# TASK TO COMPLETE
Repeat the material verbatim and drop the pictures.

# MATERIAL FOR THE TASK

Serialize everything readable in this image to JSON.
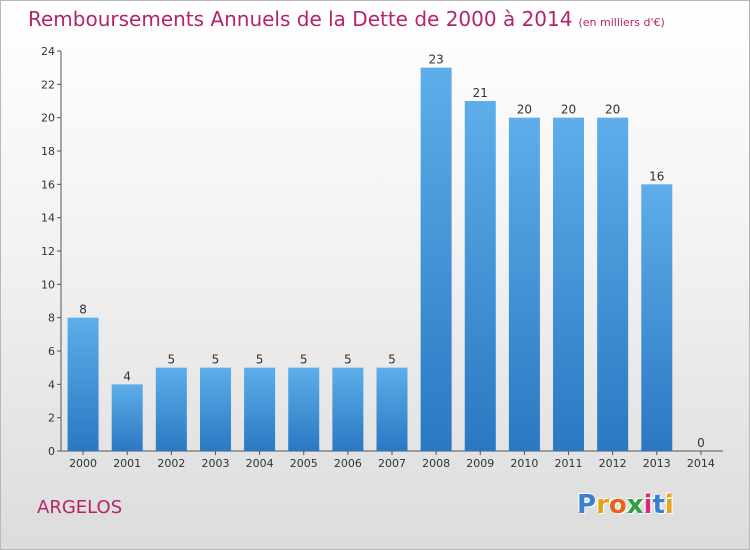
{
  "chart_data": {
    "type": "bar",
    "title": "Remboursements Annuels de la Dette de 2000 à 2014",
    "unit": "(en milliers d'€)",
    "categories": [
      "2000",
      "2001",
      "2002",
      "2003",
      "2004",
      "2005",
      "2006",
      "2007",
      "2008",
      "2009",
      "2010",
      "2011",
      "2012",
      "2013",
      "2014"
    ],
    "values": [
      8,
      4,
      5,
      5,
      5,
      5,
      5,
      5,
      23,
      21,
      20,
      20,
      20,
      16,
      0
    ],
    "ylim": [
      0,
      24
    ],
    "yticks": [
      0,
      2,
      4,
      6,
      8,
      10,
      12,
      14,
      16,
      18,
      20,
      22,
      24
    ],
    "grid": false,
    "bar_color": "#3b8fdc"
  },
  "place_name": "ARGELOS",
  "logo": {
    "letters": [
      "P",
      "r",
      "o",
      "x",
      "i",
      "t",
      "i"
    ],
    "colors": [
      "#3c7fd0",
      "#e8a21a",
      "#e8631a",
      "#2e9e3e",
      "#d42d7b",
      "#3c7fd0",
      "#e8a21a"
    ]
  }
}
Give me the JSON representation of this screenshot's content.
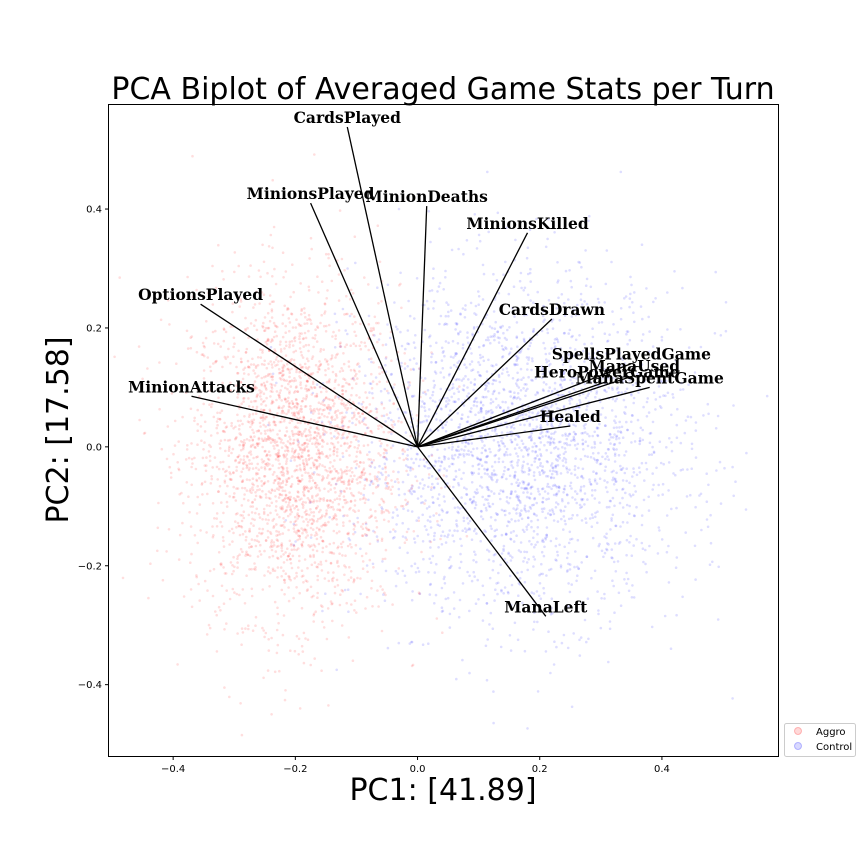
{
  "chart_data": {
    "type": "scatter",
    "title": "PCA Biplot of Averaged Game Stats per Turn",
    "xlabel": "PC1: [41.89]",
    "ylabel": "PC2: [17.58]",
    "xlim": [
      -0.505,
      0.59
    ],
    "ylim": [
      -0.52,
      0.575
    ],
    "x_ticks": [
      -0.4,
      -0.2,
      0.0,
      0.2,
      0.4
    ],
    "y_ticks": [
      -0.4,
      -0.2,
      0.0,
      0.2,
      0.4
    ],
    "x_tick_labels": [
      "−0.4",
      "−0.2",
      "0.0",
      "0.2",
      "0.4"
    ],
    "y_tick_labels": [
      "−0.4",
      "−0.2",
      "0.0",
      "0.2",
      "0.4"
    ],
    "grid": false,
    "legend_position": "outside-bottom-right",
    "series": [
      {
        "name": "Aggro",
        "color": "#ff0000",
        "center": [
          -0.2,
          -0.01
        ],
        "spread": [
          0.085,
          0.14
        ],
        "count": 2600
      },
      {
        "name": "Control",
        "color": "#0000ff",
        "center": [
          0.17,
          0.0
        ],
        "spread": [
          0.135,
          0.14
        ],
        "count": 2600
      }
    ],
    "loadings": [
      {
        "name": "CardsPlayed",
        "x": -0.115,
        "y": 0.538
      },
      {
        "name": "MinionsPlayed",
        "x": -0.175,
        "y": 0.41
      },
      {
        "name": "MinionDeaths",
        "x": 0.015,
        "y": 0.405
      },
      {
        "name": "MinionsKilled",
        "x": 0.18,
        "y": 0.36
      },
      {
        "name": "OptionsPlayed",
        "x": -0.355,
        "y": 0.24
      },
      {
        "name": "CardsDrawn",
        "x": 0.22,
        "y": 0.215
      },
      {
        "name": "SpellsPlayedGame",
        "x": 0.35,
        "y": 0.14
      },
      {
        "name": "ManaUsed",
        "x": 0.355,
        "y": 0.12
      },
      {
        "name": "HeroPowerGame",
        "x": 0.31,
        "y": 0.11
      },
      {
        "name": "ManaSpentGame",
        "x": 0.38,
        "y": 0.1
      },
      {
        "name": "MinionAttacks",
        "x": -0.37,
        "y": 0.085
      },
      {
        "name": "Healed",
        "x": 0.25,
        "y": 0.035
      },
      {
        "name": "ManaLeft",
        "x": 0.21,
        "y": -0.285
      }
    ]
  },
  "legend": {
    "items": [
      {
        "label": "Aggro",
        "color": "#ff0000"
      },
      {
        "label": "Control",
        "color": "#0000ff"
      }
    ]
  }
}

# FINAL RESULT
Serialize everything readable in this image to JSON.
{
  "chart_data": {
    "type": "bar",
    "title": "Remboursements Annuels de la Dette de 2000 à 2014",
    "unit": "(en milliers d'€)",
    "categories": [
      "2000",
      "2001",
      "2002",
      "2003",
      "2004",
      "2005",
      "2006",
      "2007",
      "2008",
      "2009",
      "2010",
      "2011",
      "2012",
      "2013",
      "2014"
    ],
    "values": [
      8,
      4,
      5,
      5,
      5,
      5,
      5,
      5,
      23,
      21,
      20,
      20,
      20,
      16,
      0
    ],
    "ylim": [
      0,
      24
    ],
    "yticks": [
      0,
      2,
      4,
      6,
      8,
      10,
      12,
      14,
      16,
      18,
      20,
      22,
      24
    ],
    "grid": false,
    "bar_color": "#3b8fdc"
  },
  "place_name": "ARGELOS",
  "logo": {
    "letters": [
      "P",
      "r",
      "o",
      "x",
      "i",
      "t",
      "i"
    ],
    "colors": [
      "#3c7fd0",
      "#e8a21a",
      "#e8631a",
      "#2e9e3e",
      "#d42d7b",
      "#3c7fd0",
      "#e8a21a"
    ]
  }
}
Give me the JSON representation of this screenshot's content.
{
  "chart_data": {
    "type": "scatter",
    "title": "PCA Biplot of Averaged Game Stats per Turn",
    "xlabel": "PC1: [41.89]",
    "ylabel": "PC2: [17.58]",
    "xlim": [
      -0.505,
      0.59
    ],
    "ylim": [
      -0.52,
      0.575
    ],
    "x_ticks": [
      -0.4,
      -0.2,
      0.0,
      0.2,
      0.4
    ],
    "y_ticks": [
      -0.4,
      -0.2,
      0.0,
      0.2,
      0.4
    ],
    "x_tick_labels": [
      "−0.4",
      "−0.2",
      "0.0",
      "0.2",
      "0.4"
    ],
    "y_tick_labels": [
      "−0.4",
      "−0.2",
      "0.0",
      "0.2",
      "0.4"
    ],
    "grid": false,
    "legend_position": "outside-bottom-right",
    "series": [
      {
        "name": "Aggro",
        "color": "#ff0000",
        "center": [
          -0.2,
          -0.01
        ],
        "spread": [
          0.085,
          0.14
        ],
        "count": 2600
      },
      {
        "name": "Control",
        "color": "#0000ff",
        "center": [
          0.17,
          0.0
        ],
        "spread": [
          0.135,
          0.14
        ],
        "count": 2600
      }
    ],
    "loadings": [
      {
        "name": "CardsPlayed",
        "x": -0.115,
        "y": 0.538
      },
      {
        "name": "MinionsPlayed",
        "x": -0.175,
        "y": 0.41
      },
      {
        "name": "MinionDeaths",
        "x": 0.015,
        "y": 0.405
      },
      {
        "name": "MinionsKilled",
        "x": 0.18,
        "y": 0.36
      },
      {
        "name": "OptionsPlayed",
        "x": -0.355,
        "y": 0.24
      },
      {
        "name": "CardsDrawn",
        "x": 0.22,
        "y": 0.215
      },
      {
        "name": "SpellsPlayedGame",
        "x": 0.35,
        "y": 0.14
      },
      {
        "name": "ManaUsed",
        "x": 0.355,
        "y": 0.12
      },
      {
        "name": "HeroPowerGame",
        "x": 0.31,
        "y": 0.11
      },
      {
        "name": "ManaSpentGame",
        "x": 0.38,
        "y": 0.1
      },
      {
        "name": "MinionAttacks",
        "x": -0.37,
        "y": 0.085
      },
      {
        "name": "Healed",
        "x": 0.25,
        "y": 0.035
      },
      {
        "name": "ManaLeft",
        "x": 0.21,
        "y": -0.285
      }
    ]
  },
  "legend": {
    "items": [
      {
        "label": "Aggro",
        "color": "#ff0000"
      },
      {
        "label": "Control",
        "color": "#0000ff"
      }
    ]
  }
}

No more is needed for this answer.